- _Challenge_
Restate the material word for word and leave out anything that is a picture.
++++++++++
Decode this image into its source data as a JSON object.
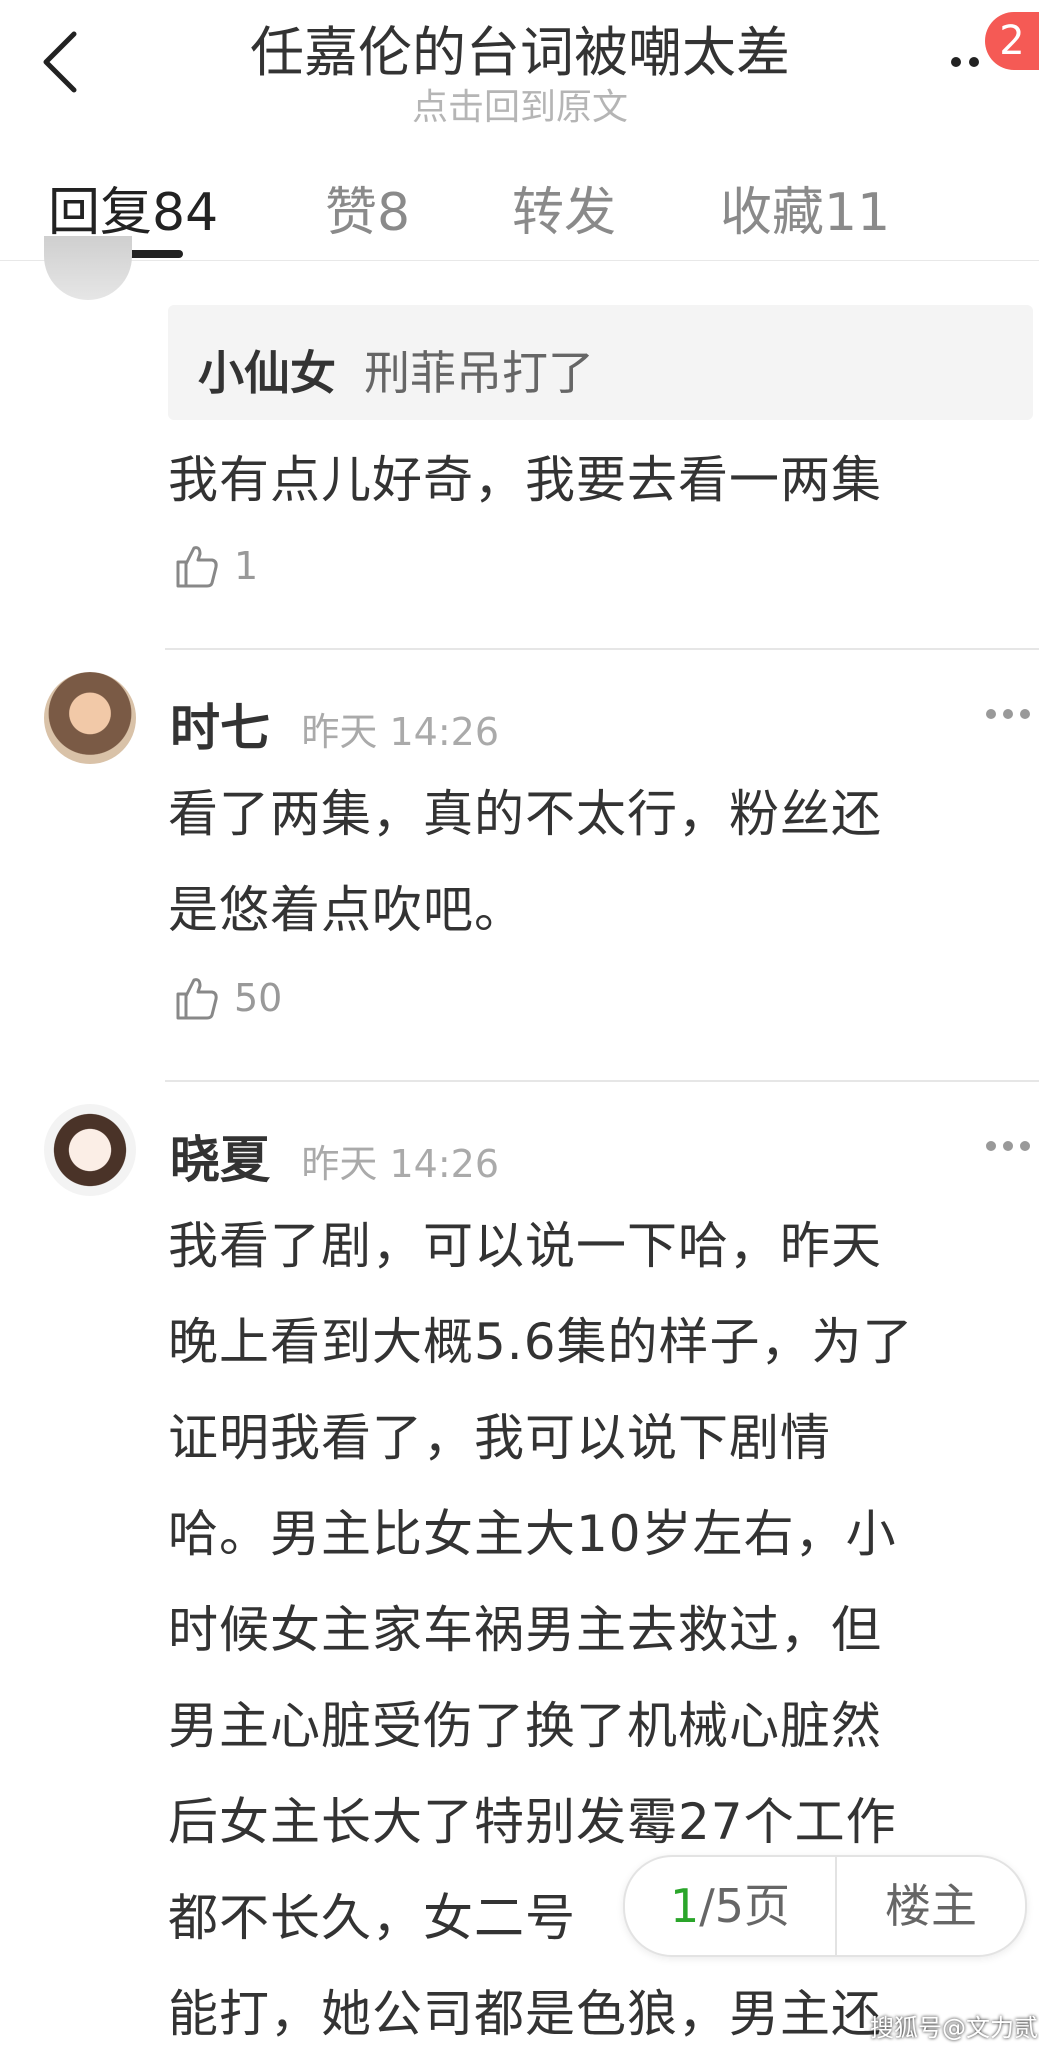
{
  "header": {
    "title": "任嘉伦的台词被嘲太差",
    "subtitle": "点击回到原文",
    "badge": "2"
  },
  "tabs": [
    {
      "label": "回复",
      "count": "84"
    },
    {
      "label": "赞",
      "count": "8"
    },
    {
      "label": "转发",
      "count": ""
    },
    {
      "label": "收藏",
      "count": "11"
    }
  ],
  "comments": [
    {
      "quote_user": "小仙女",
      "quote_text": "刑菲吊打了",
      "lines": [
        "我有点儿好奇，我要去看一两集"
      ],
      "likes": "1"
    },
    {
      "user": "时七",
      "time": "昨天 14:26",
      "lines": [
        "看了两集，真的不太行，粉丝还",
        "是悠着点吹吧。"
      ],
      "likes": "50"
    },
    {
      "user": "晓夏",
      "time": "昨天 14:26",
      "lines": [
        "我看了剧，可以说一下哈，昨天",
        "晚上看到大概5.6集的样子，为了",
        "证明我看了，我可以说下剧情",
        "哈。男主比女主大10岁左右，小",
        "时候女主家车祸男主去救过，但",
        "男主心脏受伤了换了机械心脏然",
        "后女主长大了特别发霉27个工作",
        "都不长久，女二号",
        "能打，她公司都是色狼，男主还"
      ]
    }
  ],
  "pager": {
    "current": "1",
    "total": "/5页",
    "owner": "楼主"
  },
  "watermark": "搜狐号@文力贰"
}
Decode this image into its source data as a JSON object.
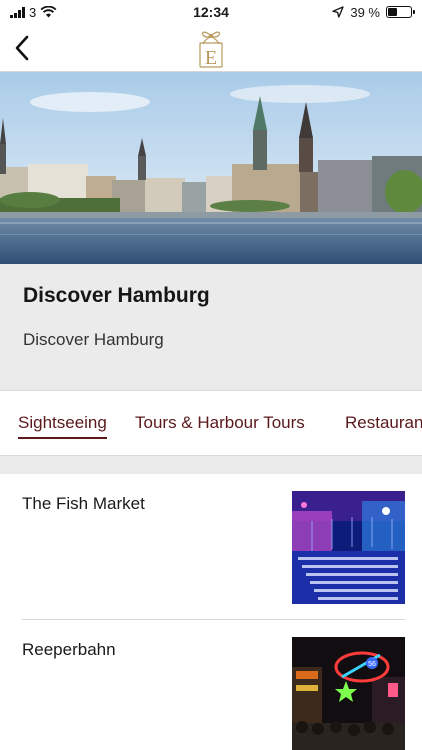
{
  "status_bar": {
    "carrier_signal": "3",
    "time": "12:34",
    "battery_text": "39 %",
    "battery_level": 0.39,
    "icons": [
      "signal-bars-icon",
      "wifi-icon",
      "location-arrow-icon",
      "battery-icon"
    ]
  },
  "nav": {
    "back_icon": "chevron-left-icon",
    "logo_letter": "E"
  },
  "header": {
    "title": "Discover Hamburg",
    "subtitle": "Discover Hamburg"
  },
  "tabs": [
    {
      "label": "Sightseeing",
      "active": true
    },
    {
      "label": "Tours & Harbour Tours",
      "active": false
    },
    {
      "label": "Restaurants",
      "active": false
    }
  ],
  "items": [
    {
      "title": "The Fish Market"
    },
    {
      "title": "Reeperbahn"
    }
  ],
  "colors": {
    "accent": "#5a1a1c",
    "gold": "#b89a5c",
    "panel_bg": "#ebebeb"
  }
}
++++++++++
- _Response below_
Decode this image into its source data as a JSON object.
{
  "header": {
    "title": "任嘉伦的台词被嘲太差",
    "subtitle": "点击回到原文",
    "badge": "2"
  },
  "tabs": [
    {
      "label": "回复",
      "count": "84"
    },
    {
      "label": "赞",
      "count": "8"
    },
    {
      "label": "转发",
      "count": ""
    },
    {
      "label": "收藏",
      "count": "11"
    }
  ],
  "comments": [
    {
      "quote_user": "小仙女",
      "quote_text": "刑菲吊打了",
      "lines": [
        "我有点儿好奇，我要去看一两集"
      ],
      "likes": "1"
    },
    {
      "user": "时七",
      "time": "昨天 14:26",
      "lines": [
        "看了两集，真的不太行，粉丝还",
        "是悠着点吹吧。"
      ],
      "likes": "50"
    },
    {
      "user": "晓夏",
      "time": "昨天 14:26",
      "lines": [
        "我看了剧，可以说一下哈，昨天",
        "晚上看到大概5.6集的样子，为了",
        "证明我看了，我可以说下剧情",
        "哈。男主比女主大10岁左右，小",
        "时候女主家车祸男主去救过，但",
        "男主心脏受伤了换了机械心脏然",
        "后女主长大了特别发霉27个工作",
        "都不长久，女二号",
        "能打，她公司都是色狼，男主还"
      ]
    }
  ],
  "pager": {
    "current": "1",
    "total": "/5页",
    "owner": "楼主"
  },
  "watermark": "搜狐号@文力贰"
}
Decode this image into its source data as a JSON object.
{
  "status_bar": {
    "carrier_signal": "3",
    "time": "12:34",
    "battery_text": "39 %",
    "battery_level": 0.39,
    "icons": [
      "signal-bars-icon",
      "wifi-icon",
      "location-arrow-icon",
      "battery-icon"
    ]
  },
  "nav": {
    "back_icon": "chevron-left-icon",
    "logo_letter": "E"
  },
  "header": {
    "title": "Discover Hamburg",
    "subtitle": "Discover Hamburg"
  },
  "tabs": [
    {
      "label": "Sightseeing",
      "active": true
    },
    {
      "label": "Tours & Harbour Tours",
      "active": false
    },
    {
      "label": "Restaurants",
      "active": false
    }
  ],
  "items": [
    {
      "title": "The Fish Market"
    },
    {
      "title": "Reeperbahn"
    }
  ],
  "colors": {
    "accent": "#5a1a1c",
    "gold": "#b89a5c",
    "panel_bg": "#ebebeb"
  }
}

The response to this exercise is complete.